**What you have to do:**
Copy the entries below, replacing every "interactable" with "clickable" and changing nothing else, and leave the pictures out of your answer.

>> start

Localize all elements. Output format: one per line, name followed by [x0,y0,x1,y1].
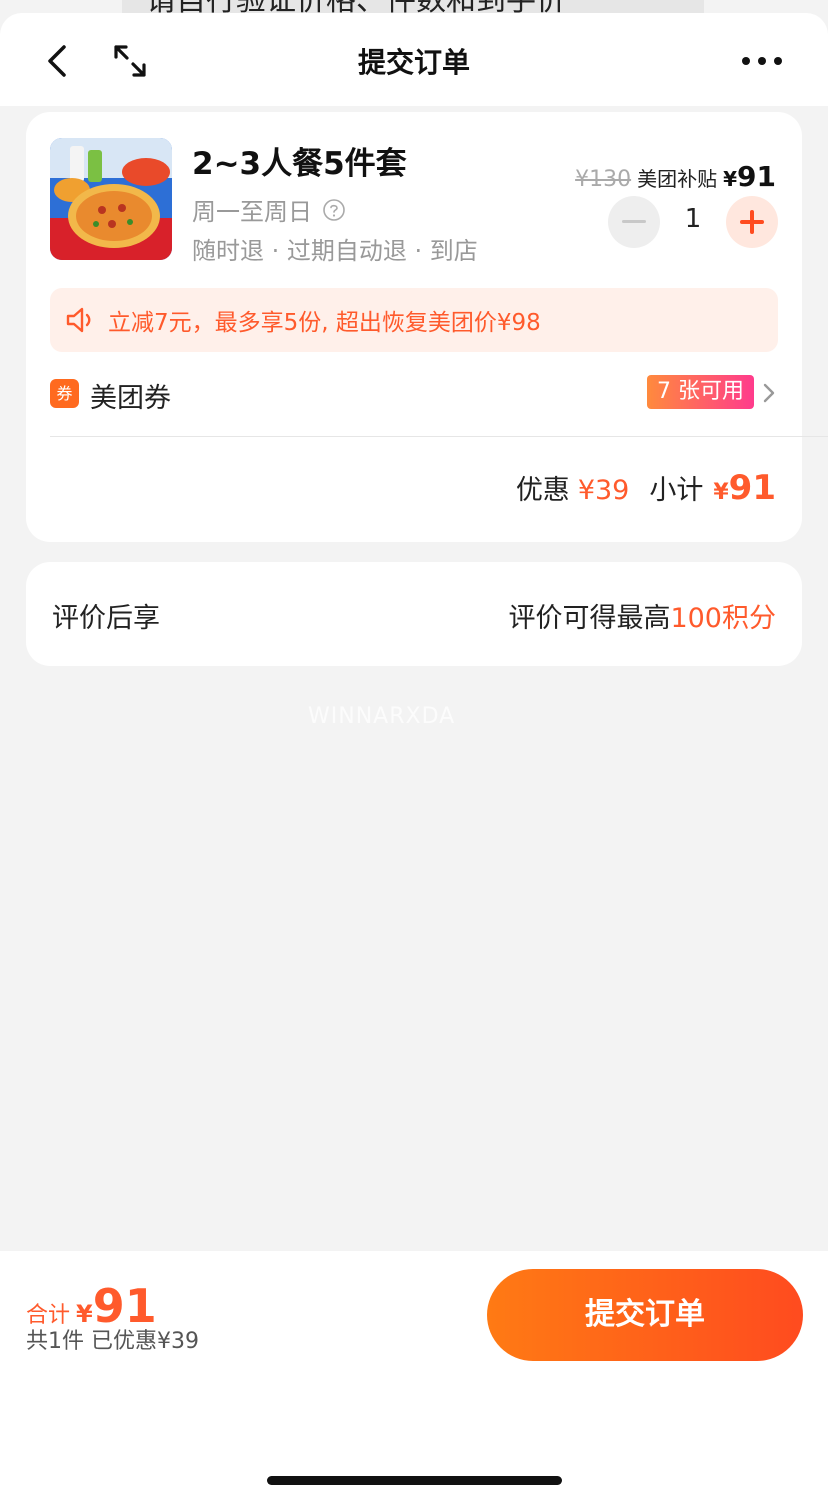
item-count-discount: 共1件 已优惠¥39 [26,1329,199,1354]
promo-notice-text: 立减7元，最多享5份, 超出恢复美团价¥98 [108,310,541,336]
product-image[interactable] [50,138,172,260]
review-reward-info: 评价可得最高100积分 [508,596,776,635]
current-price-symbol: ¥ [723,167,738,191]
checkout-bar: 合计 ¥ 91 共1件 已优惠¥39 提交订单 [0,1251,828,1503]
status-banner-text: 请自行验证价格、件数和到手价 [122,0,704,14]
review-reward-points: 100积分 [670,603,776,634]
divider [50,436,828,437]
discount-value: ¥39 [577,475,630,506]
subtotal-symbol: ¥ [713,480,729,505]
product-availability: 周一至周日 [192,192,346,227]
current-price-value: 91 [737,160,776,193]
availability-text: 周一至周日 [192,198,312,226]
status-banner: 请自行验证价格、件数和到手价 [122,0,704,14]
decrease-quantity-button[interactable] [608,196,660,248]
increase-quantity-button[interactable] [726,196,778,248]
page-title: 提交订单 [357,46,470,79]
speaker-icon [66,307,91,333]
price-summary: 优惠 ¥39 小计 ¥ 91 [516,468,776,508]
product-name: 2~3人餐5件套 [192,146,407,182]
quantity-stepper: 1 [608,196,778,248]
quantity-value: 1 [684,204,702,234]
coupon-available-badge[interactable]: 7 张可用 [647,375,754,409]
promo-notice: 立减7元，最多享5份, 超出恢复美团价¥98 [50,288,778,352]
original-price: ¥130 [575,167,632,192]
price-info: ¥130 美团补贴 ¥91 [575,160,776,193]
question-circle-icon[interactable] [322,198,346,222]
subsidy-label: 美团补贴 [637,167,718,191]
discount-label: 优惠 [515,475,570,506]
review-reward-prefix: 评价可得最高 [508,603,671,634]
more-icon[interactable] [740,51,784,71]
watermark: WINNARXDA [308,704,456,729]
review-reward-card: 评价后享 评价可得最高100积分 [26,562,802,666]
order-item-card: 2~3人餐5件套 周一至周日 随时退 · 过期自动退 · 到店 ¥130 美团补… [26,112,828,542]
coupon-row[interactable]: 券 美团券 7 张可用 [50,374,778,414]
submit-order-button[interactable]: 提交订单 [487,1269,803,1361]
current-price: ¥91 [723,160,776,193]
home-indicator [267,1476,562,1485]
review-reward-label: 评价后享 [52,603,160,634]
subtotal-value: 91 [728,468,776,508]
nav-header: 提交订单 [0,13,828,106]
coupon-icon: 券 [50,379,79,408]
chevron-right-icon[interactable] [762,382,776,404]
subtotal-label: 小计 [649,475,704,506]
product-refund-tags: 随时退 · 过期自动退 · 到店 [192,237,478,265]
coupon-label: 美团券 [90,383,171,414]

>> end

**Answer to this task:**
Localize all elements. Output format: one per line, name followed by [x0,y0,x1,y1].
item-count-discount: 共1件 已优惠¥39 [26,1329,199,1354]
promo-notice-text: 立减7元，最多享5份, 超出恢复美团价¥98 [108,310,541,336]
product-image[clickable] [50,138,172,260]
review-reward-info: 评价可得最高100积分 [508,596,776,635]
current-price-symbol: ¥ [723,167,738,191]
checkout-bar: 合计 ¥ 91 共1件 已优惠¥39 提交订单 [0,1251,828,1503]
status-banner-text: 请自行验证价格、件数和到手价 [122,0,704,14]
review-reward-points: 100积分 [670,603,776,634]
divider [50,436,828,437]
discount-value: ¥39 [577,475,630,506]
subtotal-symbol: ¥ [713,480,729,505]
product-availability: 周一至周日 [192,192,346,227]
current-price-value: 91 [737,160,776,193]
availability-text: 周一至周日 [192,198,312,226]
status-banner: 请自行验证价格、件数和到手价 [122,0,704,14]
decrease-quantity-button[clickable] [608,196,660,248]
increase-quantity-button[clickable] [726,196,778,248]
page-title: 提交订单 [357,46,470,79]
speaker-icon [66,307,91,333]
price-summary: 优惠 ¥39 小计 ¥ 91 [516,468,776,508]
product-name: 2~3人餐5件套 [192,146,407,182]
quantity-stepper: 1 [608,196,778,248]
quantity-value: 1 [684,204,702,234]
coupon-available-badge[clickable]: 7 张可用 [647,375,754,409]
promo-notice: 立减7元，最多享5份, 超出恢复美团价¥98 [50,288,778,352]
original-price: ¥130 [575,167,632,192]
price-info: ¥130 美团补贴 ¥91 [575,160,776,193]
question-circle-icon[clickable] [322,198,346,222]
subsidy-label: 美团补贴 [637,167,718,191]
discount-label: 优惠 [515,475,570,506]
review-reward-prefix: 评价可得最高 [508,603,671,634]
more-icon[clickable] [740,51,784,71]
watermark: WINNARXDA [308,704,456,729]
review-reward-card: 评价后享 评价可得最高100积分 [26,562,802,666]
order-item-card: 2~3人餐5件套 周一至周日 随时退 · 过期自动退 · 到店 ¥130 美团补… [26,112,828,542]
coupon-row[clickable]: 券 美团券 7 张可用 [50,374,778,414]
submit-order-button[clickable]: 提交订单 [487,1269,803,1361]
current-price: ¥91 [723,160,776,193]
home-indicator [267,1476,562,1485]
review-reward-label: 评价后享 [52,603,160,634]
subtotal-value: 91 [728,468,776,508]
nav-header: 提交订单 [0,13,828,106]
coupon-icon: 券 [50,379,79,408]
chevron-right-icon[clickable] [762,382,776,404]
subtotal-label: 小计 [649,475,704,506]
product-refund-tags: 随时退 · 过期自动退 · 到店 [192,237,478,265]
coupon-label: 美团券 [90,383,171,414]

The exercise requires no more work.